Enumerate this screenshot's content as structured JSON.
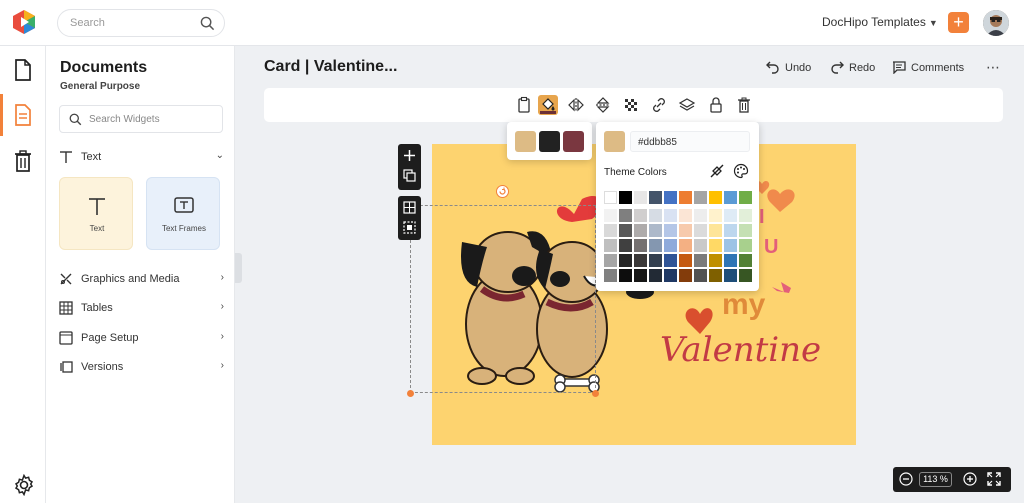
{
  "topbar": {
    "search_placeholder": "Search",
    "templates_label": "DocHipo Templates",
    "add_label": "+"
  },
  "panel": {
    "title": "Documents",
    "subtitle": "General Purpose",
    "widget_search_placeholder": "Search Widgets",
    "text_section": "Text",
    "tiles": [
      "Text",
      "Text Frames"
    ],
    "sections": [
      "Graphics and Media",
      "Tables",
      "Page Setup",
      "Versions"
    ]
  },
  "header": {
    "title": "Card | Valentine...",
    "undo": "Undo",
    "redo": "Redo",
    "comments": "Comments"
  },
  "card": {
    "word_my": "my",
    "word_valentine": "Valentine",
    "letter_i": "I",
    "letter_u": "U"
  },
  "color_picker": {
    "recent_swatches": [
      "#ddbb85",
      "#222222",
      "#7a3740"
    ],
    "current": "#ddbb85",
    "hex_value": "#ddbb85",
    "theme_label": "Theme Colors",
    "theme_top": [
      "#ffffff",
      "#000000",
      "#e7e6e6",
      "#44546a",
      "#4472c4",
      "#ed7d31",
      "#a5a5a5",
      "#ffc000",
      "#5b9bd5",
      "#70ad47"
    ],
    "theme_cols": [
      [
        "#f2f2f2",
        "#d9d9d9",
        "#bfbfbf",
        "#a6a6a6",
        "#808080"
      ],
      [
        "#7f7f7f",
        "#595959",
        "#404040",
        "#262626",
        "#0d0d0d"
      ],
      [
        "#d0cece",
        "#aeabab",
        "#757171",
        "#3a3838",
        "#161616"
      ],
      [
        "#d6dce4",
        "#adb9ca",
        "#8497b0",
        "#333f4f",
        "#222a35"
      ],
      [
        "#d9e2f3",
        "#b4c6e7",
        "#8eaadb",
        "#2f5496",
        "#1f3864"
      ],
      [
        "#fbe5d5",
        "#f7caac",
        "#f4b083",
        "#c55a11",
        "#833c0b"
      ],
      [
        "#ededed",
        "#dbdbdb",
        "#c9c9c9",
        "#7b7b7b",
        "#525252"
      ],
      [
        "#fff2cc",
        "#fee599",
        "#ffd965",
        "#bf8f00",
        "#7f6000"
      ],
      [
        "#deebf6",
        "#bdd7ee",
        "#9cc3e5",
        "#2e75b5",
        "#1e4e79"
      ],
      [
        "#e2efd9",
        "#c5e0b3",
        "#a8d08d",
        "#538135",
        "#375623"
      ]
    ]
  },
  "zoom": {
    "value": "113 %"
  },
  "colors": {
    "accent": "#f2813a",
    "card_bg": "#fdd36f",
    "dark": "#1d1d1d"
  }
}
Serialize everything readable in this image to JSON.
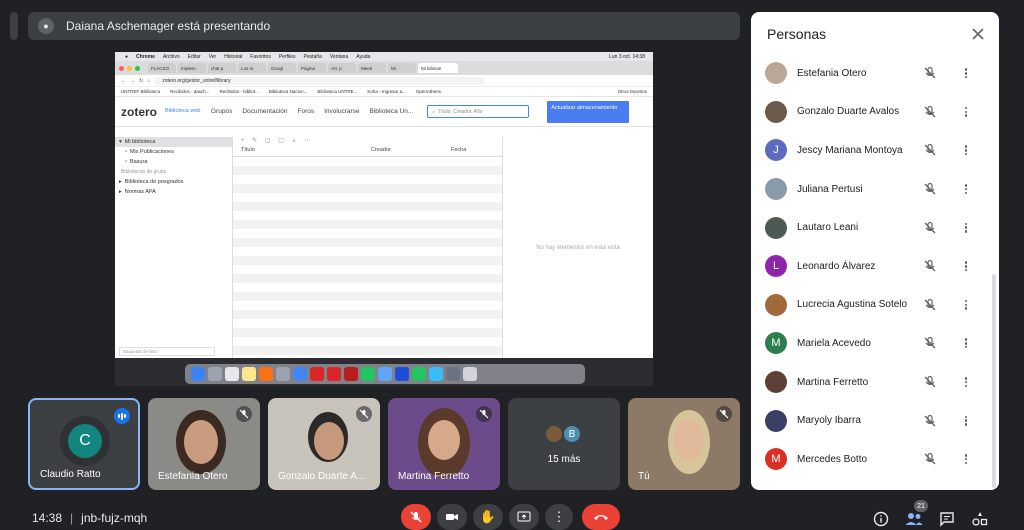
{
  "meeting": {
    "presenting_text": "Daiana Aschemager está presentando",
    "time": "14:38",
    "code": "jnb-fujz-mqh",
    "people_count": "21",
    "separator": "|"
  },
  "shared_screen": {
    "menubar": [
      "Chrome",
      "Archivo",
      "Editar",
      "Ver",
      "Historial",
      "Favoritos",
      "Perfiles",
      "Pestaña",
      "Ventana",
      "Ayuda"
    ],
    "menubar_clock": "Lun 3 oct. 14:38",
    "tabs": [
      "FLACSO",
      "Implem",
      "chat p",
      "Los m",
      "Googl",
      "Página",
      "Art. p",
      "Meeti",
      "Mi",
      "Mi bibliote"
    ],
    "url": "zotero.org/gestor_untref/library",
    "bookmarks": [
      "UNTREF Biblioteca",
      "Recibidos - dasch...",
      "Recibidos - bibliot...",
      "Biblioteca Nacion...",
      "Biblioteca UNTRE...",
      "Koha › Ingresar a...",
      "OpenAthens",
      "Otros favoritos"
    ],
    "zotero": {
      "logo": "zotero",
      "subtitle": "Biblioteca web",
      "nav": [
        "Grupos",
        "Documentación",
        "Foros",
        "Involucrarse",
        "Biblioteca Un..."
      ],
      "search_placeholder": "Título, Creador, Año",
      "update_button": "Actualizar almacenamiento",
      "library_items": [
        "Mi biblioteca",
        "Mis Publicaciones",
        "Basura"
      ],
      "group_header": "Bibliotecas de grupo",
      "group_items": [
        "Biblioteca de posgrados",
        "Normas APA"
      ],
      "filter_placeholder": "Etiquetas de filtro",
      "columns": [
        "Título",
        "Creador",
        "Fecha"
      ],
      "empty_message": "No hay elementos en esta vista"
    }
  },
  "tiles": [
    {
      "name": "Claudio Ratto",
      "initial": "C"
    },
    {
      "name": "Estefania Otero"
    },
    {
      "name": "Gonzalo Duarte A..."
    },
    {
      "name": "Martina Ferretto"
    },
    {
      "name": "15 más",
      "initial": "B"
    },
    {
      "name": "Tú"
    }
  ],
  "people_panel": {
    "title": "Personas",
    "people": [
      {
        "name": "Estefania Otero",
        "avatar": "photo",
        "color": "#b9a79a"
      },
      {
        "name": "Gonzalo Duarte Avalos",
        "avatar": "photo",
        "color": "#6b5a4c"
      },
      {
        "name": "Jescy Mariana Montoya",
        "avatar": "J",
        "color": "#5c6bc0"
      },
      {
        "name": "Juliana Pertusi",
        "avatar": "photo",
        "color": "#8a9aa8"
      },
      {
        "name": "Lautaro Leani",
        "avatar": "photo",
        "color": "#4d5a52"
      },
      {
        "name": "Leonardo Álvarez",
        "avatar": "L",
        "color": "#8e24aa"
      },
      {
        "name": "Lucrecia Agustina Sotelo",
        "avatar": "photo",
        "color": "#a06a3c"
      },
      {
        "name": "Mariela Acevedo",
        "avatar": "M",
        "color": "#2e7d4f"
      },
      {
        "name": "Martina Ferretto",
        "avatar": "photo",
        "color": "#5d4037"
      },
      {
        "name": "Maryoly Ibarra",
        "avatar": "photo",
        "color": "#3a3f66"
      },
      {
        "name": "Mercedes Botto",
        "avatar": "M",
        "color": "#d93025"
      }
    ]
  },
  "colors": {
    "accent": "#8ab4f8",
    "end_call": "#ea4335",
    "panel_bg": "#ffffff"
  }
}
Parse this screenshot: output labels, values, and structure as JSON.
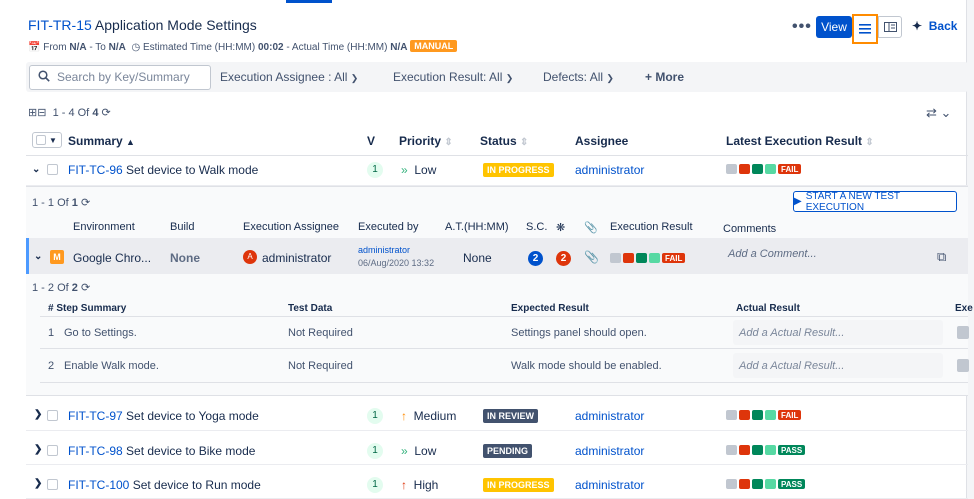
{
  "header": {
    "issue_key": "FIT-TR-15",
    "issue_title": "Application Mode Settings",
    "from_label": "From",
    "from_value": "N/A",
    "to_label": "- To",
    "to_value": "N/A",
    "estimated_label": "Estimated Time (HH:MM)",
    "estimated_value": "00:02",
    "actual_label": "- Actual Time (HH:MM)",
    "actual_value": "N/A",
    "type_badge": "MANUAL",
    "more": "•••",
    "view_label": "View",
    "back_label": "Back"
  },
  "filters": {
    "search_placeholder": "Search by Key/Summary",
    "assignee": "Execution Assignee :  All",
    "result": "Execution Result: All",
    "defects": "Defects: All",
    "more": "+ More"
  },
  "counter": {
    "range": "1 - 4 Of",
    "total": "4"
  },
  "columns": {
    "summary": "Summary",
    "v": "V",
    "priority": "Priority",
    "status": "Status",
    "assignee": "Assignee",
    "latest": "Latest Execution Result"
  },
  "rows": [
    {
      "key": "FIT-TC-96",
      "summary": "Set device to Walk mode",
      "v": "1",
      "priority": "Low",
      "status": "IN PROGRESS",
      "status_color": "#ffc400",
      "assignee": "administrator",
      "result": "FAIL",
      "result_color": "#de350b"
    },
    {
      "key": "FIT-TC-97",
      "summary": "Set device to Yoga mode",
      "v": "1",
      "priority": "Medium",
      "status": "IN REVIEW",
      "status_color": "#42526e",
      "assignee": "administrator",
      "result": "FAIL",
      "result_color": "#de350b"
    },
    {
      "key": "FIT-TC-98",
      "summary": "Set device to Bike mode",
      "v": "1",
      "priority": "Low",
      "status": "PENDING",
      "status_color": "#42526e",
      "assignee": "administrator",
      "result": "PASS",
      "result_color": "#00875a"
    },
    {
      "key": "FIT-TC-100",
      "summary": "Set device to Run mode",
      "v": "1",
      "priority": "High",
      "status": "IN PROGRESS",
      "status_color": "#ffc400",
      "assignee": "administrator",
      "result": "PASS",
      "result_color": "#00875a"
    }
  ],
  "executions": {
    "counter_range": "1 - 1 Of",
    "counter_total": "1",
    "start_label": "START A NEW TEST EXECUTION",
    "headers": {
      "environment": "Environment",
      "build": "Build",
      "assignee": "Execution Assignee",
      "executed_by": "Executed by",
      "at": "A.T.(HH:MM)",
      "sc": "S.C.",
      "result": "Execution Result",
      "comments": "Comments"
    },
    "row": {
      "env_badge": "M",
      "environment": "Google Chro...",
      "build": "None",
      "avatar_letter": "A",
      "assignee": "administrator",
      "executed_by": "administrator",
      "executed_on": "06/Aug/2020 13:32",
      "at": "None",
      "sc_count": "2",
      "defect_count": "2",
      "result": "FAIL",
      "comment_placeholder": "Add a Comment..."
    }
  },
  "steps": {
    "counter_range": "1 - 2 Of",
    "counter_total": "2",
    "headers": {
      "step": "# Step Summary",
      "data": "Test Data",
      "expected": "Expected Result",
      "actual": "Actual Result",
      "exe": "Exe"
    },
    "items": [
      {
        "num": "1",
        "summary": "Go to Settings.",
        "data": "Not Required",
        "expected": "Settings panel should open.",
        "actual_placeholder": "Add a Actual Result..."
      },
      {
        "num": "2",
        "summary": "Enable Walk mode.",
        "data": "Not Required",
        "expected": "Walk mode should be enabled.",
        "actual_placeholder": "Add a Actual Result..."
      }
    ]
  },
  "colors": {
    "accent": "#0052cc",
    "highlight_border": "#ff8b00",
    "fail": "#de350b",
    "pass": "#00875a",
    "bar_grey": "#c1c7d0",
    "bar_red": "#de350b",
    "bar_green": "#00875a",
    "bar_teal": "#57d9a3"
  }
}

= = = =

=== TO DO ===
Read the data above. Pull out each line in which the string "Título" appears.

=== RESULT OF THIS TASK ===
      "search_placeholder": "Título, Creador, Año",
        "Título",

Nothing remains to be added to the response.